### Exercise description
Please output the records below in full, exactly as given, but without the images.
## begin Data extract
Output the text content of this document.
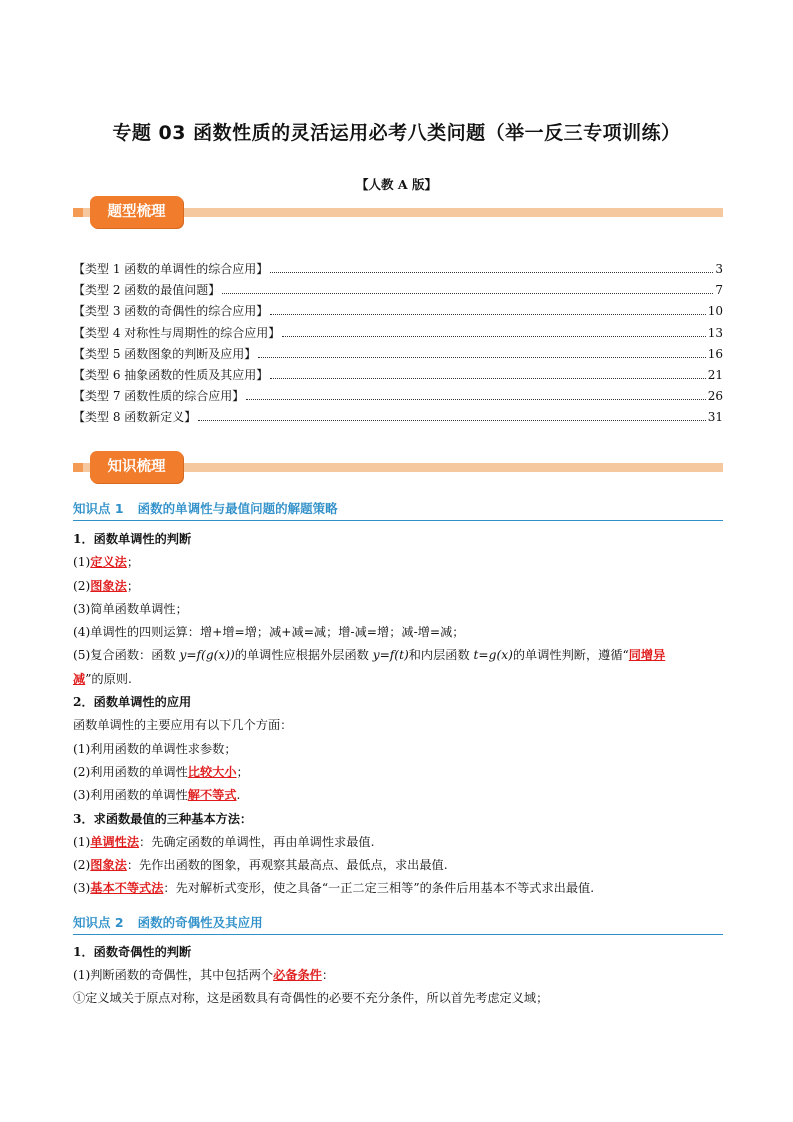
专题 03 函数性质的灵活运用必考八类问题（举一反三专项训练）
【人教 A 版】
题型梳理
【类型 1 函数的单调性的综合应用】	3
【类型 2 函数的最值问题】	7
【类型 3 函数的奇偶性的综合应用】	10
【类型 4 对称性与周期性的综合应用】	13
【类型 5 函数图象的判断及应用】	16
【类型 6 抽象函数的性质及其应用】	21
【类型 7 函数性质的综合应用】	26
【类型 8 函数新定义】	31
知识梳理
知识点 1 函数的单调性与最值问题的解题策略

1．函数单调性的判断

(1)定义法；

(2)图象法；

(3)简单函数单调性；

(4)单调性的四则运算：增+增=增；减+减=减；增-减=增；减-增=减；

(5)复合函数：函数 y=f(g(x))的单调性应根据外层函数 y=f(t)和内层函数 t=g(x)的单调性判断，遵循“同增异

减”的原则.

2．函数单调性的应用

函数单调性的主要应用有以下几个方面：

(1)利用函数的单调性求参数；

(2)利用函数的单调性比较大小；

(3)利用函数的单调性解不等式.

3．求函数最值的三种基本方法：

(1)单调性法：先确定函数的单调性，再由单调性求最值.

(2)图象法：先作出函数的图象，再观察其最高点、最低点，求出最值.

(3)基本不等式法：先对解析式变形，使之具备“一正二定三相等”的条件后用基本不等式求出最值.

知识点 2 函数的奇偶性及其应用

1．函数奇偶性的判断

(1)判断函数的奇偶性，其中包括两个必备条件：

①定义域关于原点对称，这是函数具有奇偶性的必要不充分条件，所以首先考虑定义域；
## end Data extract
### In response
Output the text content of this document.
专题 03 函数性质的灵活运用必考八类问题（举一反三专项训练）
【人教 A 版】
题型梳理
【类型 1 函数的单调性的综合应用】	3
【类型 2 函数的最值问题】	7
【类型 3 函数的奇偶性的综合应用】	10
【类型 4 对称性与周期性的综合应用】	13
【类型 5 函数图象的判断及应用】	16
【类型 6 抽象函数的性质及其应用】	21
【类型 7 函数性质的综合应用】	26
【类型 8 函数新定义】	31
知识梳理
知识点 1 函数的单调性与最值问题的解题策略

1．函数单调性的判断

(1)定义法；

(2)图象法；

(3)简单函数单调性；

(4)单调性的四则运算：增+增=增；减+减=减；增-减=增；减-增=减；

(5)复合函数：函数 y=f(g(x))的单调性应根据外层函数 y=f(t)和内层函数 t=g(x)的单调性判断，遵循“同增异

减”的原则.

2．函数单调性的应用

函数单调性的主要应用有以下几个方面：

(1)利用函数的单调性求参数；

(2)利用函数的单调性比较大小；

(3)利用函数的单调性解不等式.

3．求函数最值的三种基本方法：

(1)单调性法：先确定函数的单调性，再由单调性求最值.

(2)图象法：先作出函数的图象，再观察其最高点、最低点，求出最值.

(3)基本不等式法：先对解析式变形，使之具备“一正二定三相等”的条件后用基本不等式求出最值.

知识点 2 函数的奇偶性及其应用

1．函数奇偶性的判断

(1)判断函数的奇偶性，其中包括两个必备条件：

①定义域关于原点对称，这是函数具有奇偶性的必要不充分条件，所以首先考虑定义域；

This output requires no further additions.